==== DATASET CONTENT ====

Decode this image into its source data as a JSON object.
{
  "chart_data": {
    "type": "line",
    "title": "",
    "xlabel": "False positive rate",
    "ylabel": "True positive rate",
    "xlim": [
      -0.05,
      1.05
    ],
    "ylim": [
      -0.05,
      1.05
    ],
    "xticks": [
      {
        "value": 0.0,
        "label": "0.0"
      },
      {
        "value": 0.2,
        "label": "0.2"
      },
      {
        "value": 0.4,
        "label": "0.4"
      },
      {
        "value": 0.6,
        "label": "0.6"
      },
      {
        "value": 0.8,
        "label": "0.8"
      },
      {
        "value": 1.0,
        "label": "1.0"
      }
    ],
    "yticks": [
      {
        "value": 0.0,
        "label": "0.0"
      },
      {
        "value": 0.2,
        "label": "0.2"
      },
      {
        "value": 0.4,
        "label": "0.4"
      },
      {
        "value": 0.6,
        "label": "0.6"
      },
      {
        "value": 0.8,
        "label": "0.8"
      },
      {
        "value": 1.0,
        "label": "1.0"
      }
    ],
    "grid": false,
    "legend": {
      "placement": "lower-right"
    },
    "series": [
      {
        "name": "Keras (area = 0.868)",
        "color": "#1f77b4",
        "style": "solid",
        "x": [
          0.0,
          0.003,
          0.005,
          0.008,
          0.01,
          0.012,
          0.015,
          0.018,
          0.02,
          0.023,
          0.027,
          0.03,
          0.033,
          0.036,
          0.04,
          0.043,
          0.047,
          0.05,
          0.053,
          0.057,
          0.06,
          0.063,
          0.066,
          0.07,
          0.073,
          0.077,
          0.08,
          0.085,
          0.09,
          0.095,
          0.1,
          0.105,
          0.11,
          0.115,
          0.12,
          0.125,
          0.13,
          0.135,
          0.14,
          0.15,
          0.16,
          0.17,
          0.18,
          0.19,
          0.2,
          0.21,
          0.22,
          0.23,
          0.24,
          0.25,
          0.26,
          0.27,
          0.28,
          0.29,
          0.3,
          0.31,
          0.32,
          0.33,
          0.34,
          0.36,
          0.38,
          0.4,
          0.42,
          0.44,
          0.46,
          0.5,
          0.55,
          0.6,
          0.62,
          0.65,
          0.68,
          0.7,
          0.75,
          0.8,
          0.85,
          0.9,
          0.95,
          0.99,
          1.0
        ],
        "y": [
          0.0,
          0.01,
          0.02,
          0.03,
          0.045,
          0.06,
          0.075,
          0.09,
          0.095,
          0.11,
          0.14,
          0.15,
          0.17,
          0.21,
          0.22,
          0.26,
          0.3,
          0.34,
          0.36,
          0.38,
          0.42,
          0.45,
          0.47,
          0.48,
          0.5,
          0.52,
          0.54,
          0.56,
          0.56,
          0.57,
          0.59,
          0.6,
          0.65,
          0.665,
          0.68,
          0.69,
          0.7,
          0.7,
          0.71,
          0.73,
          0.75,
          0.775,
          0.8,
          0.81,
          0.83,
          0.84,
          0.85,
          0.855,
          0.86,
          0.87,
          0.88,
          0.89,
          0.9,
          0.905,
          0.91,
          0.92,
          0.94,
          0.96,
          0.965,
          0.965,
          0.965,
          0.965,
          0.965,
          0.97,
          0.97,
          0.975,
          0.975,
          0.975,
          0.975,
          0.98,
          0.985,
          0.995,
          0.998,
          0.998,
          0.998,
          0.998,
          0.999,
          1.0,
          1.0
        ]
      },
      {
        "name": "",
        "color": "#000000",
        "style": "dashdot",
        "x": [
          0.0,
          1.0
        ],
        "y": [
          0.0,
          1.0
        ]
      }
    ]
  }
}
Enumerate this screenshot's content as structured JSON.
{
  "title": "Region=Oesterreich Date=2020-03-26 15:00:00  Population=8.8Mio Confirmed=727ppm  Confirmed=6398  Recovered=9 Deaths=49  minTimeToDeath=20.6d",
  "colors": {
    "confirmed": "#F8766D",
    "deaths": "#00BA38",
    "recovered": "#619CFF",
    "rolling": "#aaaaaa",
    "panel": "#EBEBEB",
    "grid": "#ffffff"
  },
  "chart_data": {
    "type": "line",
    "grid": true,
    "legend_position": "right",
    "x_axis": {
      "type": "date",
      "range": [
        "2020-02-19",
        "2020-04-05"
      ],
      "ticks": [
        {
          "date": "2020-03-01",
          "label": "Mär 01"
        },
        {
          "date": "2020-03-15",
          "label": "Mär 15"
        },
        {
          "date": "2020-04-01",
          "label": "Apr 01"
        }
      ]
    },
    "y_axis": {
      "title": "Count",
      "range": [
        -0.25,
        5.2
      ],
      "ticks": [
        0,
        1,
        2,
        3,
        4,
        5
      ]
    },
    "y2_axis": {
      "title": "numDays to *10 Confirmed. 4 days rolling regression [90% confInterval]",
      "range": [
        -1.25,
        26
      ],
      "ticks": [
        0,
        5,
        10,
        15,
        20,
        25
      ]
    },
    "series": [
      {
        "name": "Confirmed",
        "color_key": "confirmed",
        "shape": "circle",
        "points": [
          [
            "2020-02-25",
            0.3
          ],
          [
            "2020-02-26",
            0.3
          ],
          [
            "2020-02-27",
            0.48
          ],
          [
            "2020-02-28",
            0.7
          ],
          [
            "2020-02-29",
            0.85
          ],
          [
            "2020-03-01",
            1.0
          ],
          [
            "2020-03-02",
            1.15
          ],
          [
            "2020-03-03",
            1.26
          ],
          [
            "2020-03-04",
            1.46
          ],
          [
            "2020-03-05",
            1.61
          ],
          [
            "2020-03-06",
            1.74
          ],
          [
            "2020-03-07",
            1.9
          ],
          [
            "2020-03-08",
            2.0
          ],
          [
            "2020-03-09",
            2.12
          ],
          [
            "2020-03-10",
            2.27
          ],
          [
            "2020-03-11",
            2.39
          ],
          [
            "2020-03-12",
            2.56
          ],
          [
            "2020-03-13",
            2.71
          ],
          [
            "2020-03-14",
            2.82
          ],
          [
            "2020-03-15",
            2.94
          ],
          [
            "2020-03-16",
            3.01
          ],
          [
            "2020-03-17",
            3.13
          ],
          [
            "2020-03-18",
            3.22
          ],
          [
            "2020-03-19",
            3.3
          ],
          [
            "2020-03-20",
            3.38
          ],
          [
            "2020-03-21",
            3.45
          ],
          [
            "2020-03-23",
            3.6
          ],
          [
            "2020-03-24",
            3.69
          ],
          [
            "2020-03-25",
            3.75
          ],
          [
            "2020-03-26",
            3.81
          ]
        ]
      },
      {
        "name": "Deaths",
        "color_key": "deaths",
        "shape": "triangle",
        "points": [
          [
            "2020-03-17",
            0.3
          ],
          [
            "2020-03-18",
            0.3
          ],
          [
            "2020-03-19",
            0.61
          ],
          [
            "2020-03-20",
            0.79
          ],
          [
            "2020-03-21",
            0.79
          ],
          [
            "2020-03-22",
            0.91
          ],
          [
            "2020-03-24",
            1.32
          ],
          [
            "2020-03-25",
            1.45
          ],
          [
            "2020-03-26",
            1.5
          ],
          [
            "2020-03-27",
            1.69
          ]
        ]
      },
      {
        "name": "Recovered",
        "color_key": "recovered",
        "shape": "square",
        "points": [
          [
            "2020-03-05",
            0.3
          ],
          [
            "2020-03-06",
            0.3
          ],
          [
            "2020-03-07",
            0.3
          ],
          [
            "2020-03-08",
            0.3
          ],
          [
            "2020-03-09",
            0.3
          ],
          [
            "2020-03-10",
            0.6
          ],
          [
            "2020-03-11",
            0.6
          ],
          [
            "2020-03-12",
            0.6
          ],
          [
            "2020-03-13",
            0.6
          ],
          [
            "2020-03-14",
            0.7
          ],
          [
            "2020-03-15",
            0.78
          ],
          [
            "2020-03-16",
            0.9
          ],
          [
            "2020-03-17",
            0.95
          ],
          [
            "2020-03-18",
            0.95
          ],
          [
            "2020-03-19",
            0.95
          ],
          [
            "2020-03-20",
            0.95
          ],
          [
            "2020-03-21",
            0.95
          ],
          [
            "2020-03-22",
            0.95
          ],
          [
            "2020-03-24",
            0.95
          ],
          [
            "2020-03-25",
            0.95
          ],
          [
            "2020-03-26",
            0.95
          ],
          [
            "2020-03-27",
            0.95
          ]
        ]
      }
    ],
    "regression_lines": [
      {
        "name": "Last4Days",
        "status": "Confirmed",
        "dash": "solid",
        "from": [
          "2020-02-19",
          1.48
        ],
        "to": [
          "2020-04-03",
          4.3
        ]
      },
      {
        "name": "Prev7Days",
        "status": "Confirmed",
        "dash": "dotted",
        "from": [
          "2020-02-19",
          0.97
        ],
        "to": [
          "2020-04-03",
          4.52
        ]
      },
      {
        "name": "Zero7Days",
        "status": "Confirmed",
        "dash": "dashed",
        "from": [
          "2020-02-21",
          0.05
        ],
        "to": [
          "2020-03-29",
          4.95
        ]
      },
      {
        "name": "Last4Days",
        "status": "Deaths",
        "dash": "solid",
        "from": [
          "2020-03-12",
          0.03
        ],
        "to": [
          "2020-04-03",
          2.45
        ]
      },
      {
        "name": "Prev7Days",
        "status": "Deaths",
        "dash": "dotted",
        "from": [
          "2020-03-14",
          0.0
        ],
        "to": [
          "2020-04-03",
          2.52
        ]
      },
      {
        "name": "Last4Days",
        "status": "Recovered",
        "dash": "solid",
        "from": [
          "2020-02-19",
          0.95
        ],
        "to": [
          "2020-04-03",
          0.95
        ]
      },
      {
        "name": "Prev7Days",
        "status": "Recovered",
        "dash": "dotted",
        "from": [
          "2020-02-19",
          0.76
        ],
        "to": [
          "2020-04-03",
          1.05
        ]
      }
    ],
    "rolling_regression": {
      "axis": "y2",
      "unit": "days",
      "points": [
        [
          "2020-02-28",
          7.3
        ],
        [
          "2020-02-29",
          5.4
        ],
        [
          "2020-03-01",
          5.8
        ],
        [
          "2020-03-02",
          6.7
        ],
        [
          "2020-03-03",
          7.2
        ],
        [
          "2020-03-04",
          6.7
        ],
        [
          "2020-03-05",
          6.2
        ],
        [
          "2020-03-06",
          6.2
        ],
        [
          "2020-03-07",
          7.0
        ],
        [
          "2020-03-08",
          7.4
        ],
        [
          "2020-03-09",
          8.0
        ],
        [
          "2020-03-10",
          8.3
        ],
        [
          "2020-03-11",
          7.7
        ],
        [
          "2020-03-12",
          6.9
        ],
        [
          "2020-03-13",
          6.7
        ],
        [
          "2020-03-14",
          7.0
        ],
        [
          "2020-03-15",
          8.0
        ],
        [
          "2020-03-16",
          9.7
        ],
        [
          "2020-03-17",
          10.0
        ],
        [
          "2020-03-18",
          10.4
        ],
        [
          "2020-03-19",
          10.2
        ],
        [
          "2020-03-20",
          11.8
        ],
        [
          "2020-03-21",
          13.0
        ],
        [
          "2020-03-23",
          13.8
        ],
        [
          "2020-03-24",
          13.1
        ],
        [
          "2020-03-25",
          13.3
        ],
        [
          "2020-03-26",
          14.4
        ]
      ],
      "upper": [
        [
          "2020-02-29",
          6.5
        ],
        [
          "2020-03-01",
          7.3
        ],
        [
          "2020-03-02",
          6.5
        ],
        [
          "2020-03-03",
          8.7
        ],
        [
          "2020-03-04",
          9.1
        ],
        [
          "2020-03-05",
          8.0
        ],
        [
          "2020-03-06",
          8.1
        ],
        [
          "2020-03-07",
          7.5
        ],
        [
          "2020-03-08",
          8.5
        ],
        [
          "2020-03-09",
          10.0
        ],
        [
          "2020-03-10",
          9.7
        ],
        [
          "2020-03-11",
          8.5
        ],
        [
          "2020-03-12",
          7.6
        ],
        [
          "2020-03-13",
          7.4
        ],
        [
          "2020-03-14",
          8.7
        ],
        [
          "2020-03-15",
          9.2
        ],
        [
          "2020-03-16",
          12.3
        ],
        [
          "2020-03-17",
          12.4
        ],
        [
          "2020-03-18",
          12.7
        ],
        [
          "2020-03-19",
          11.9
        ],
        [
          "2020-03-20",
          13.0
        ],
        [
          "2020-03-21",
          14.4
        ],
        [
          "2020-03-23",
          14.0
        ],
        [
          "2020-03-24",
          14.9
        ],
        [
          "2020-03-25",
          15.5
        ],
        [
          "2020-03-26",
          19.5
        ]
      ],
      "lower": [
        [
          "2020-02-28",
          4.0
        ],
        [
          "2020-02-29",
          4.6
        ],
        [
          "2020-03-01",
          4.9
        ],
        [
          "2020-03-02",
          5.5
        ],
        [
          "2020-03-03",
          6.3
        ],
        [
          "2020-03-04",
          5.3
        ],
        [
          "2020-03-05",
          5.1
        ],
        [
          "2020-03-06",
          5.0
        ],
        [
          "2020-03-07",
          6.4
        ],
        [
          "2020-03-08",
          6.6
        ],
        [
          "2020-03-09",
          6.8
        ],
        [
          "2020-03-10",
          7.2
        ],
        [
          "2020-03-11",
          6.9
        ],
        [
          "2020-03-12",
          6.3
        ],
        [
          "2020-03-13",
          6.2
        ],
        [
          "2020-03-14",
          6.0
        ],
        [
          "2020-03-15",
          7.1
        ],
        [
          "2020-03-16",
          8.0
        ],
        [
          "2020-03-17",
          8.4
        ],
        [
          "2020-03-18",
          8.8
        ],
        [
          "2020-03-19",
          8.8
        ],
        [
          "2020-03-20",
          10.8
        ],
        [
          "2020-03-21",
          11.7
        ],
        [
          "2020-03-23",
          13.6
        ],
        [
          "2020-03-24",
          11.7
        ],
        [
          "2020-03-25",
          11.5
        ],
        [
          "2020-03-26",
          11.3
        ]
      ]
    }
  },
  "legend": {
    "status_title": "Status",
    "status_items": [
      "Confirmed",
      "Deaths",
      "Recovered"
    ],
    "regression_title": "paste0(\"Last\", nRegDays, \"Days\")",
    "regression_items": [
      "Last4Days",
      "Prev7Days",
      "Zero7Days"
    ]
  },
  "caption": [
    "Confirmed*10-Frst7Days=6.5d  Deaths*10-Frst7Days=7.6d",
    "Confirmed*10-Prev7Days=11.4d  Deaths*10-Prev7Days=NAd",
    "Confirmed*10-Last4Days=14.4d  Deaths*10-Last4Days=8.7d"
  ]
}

====

TASK INSTRUCTIONS: Find how many lines of the listing include the string "shape" and give that number, nothing else.

CORRECT OUTPUT: 3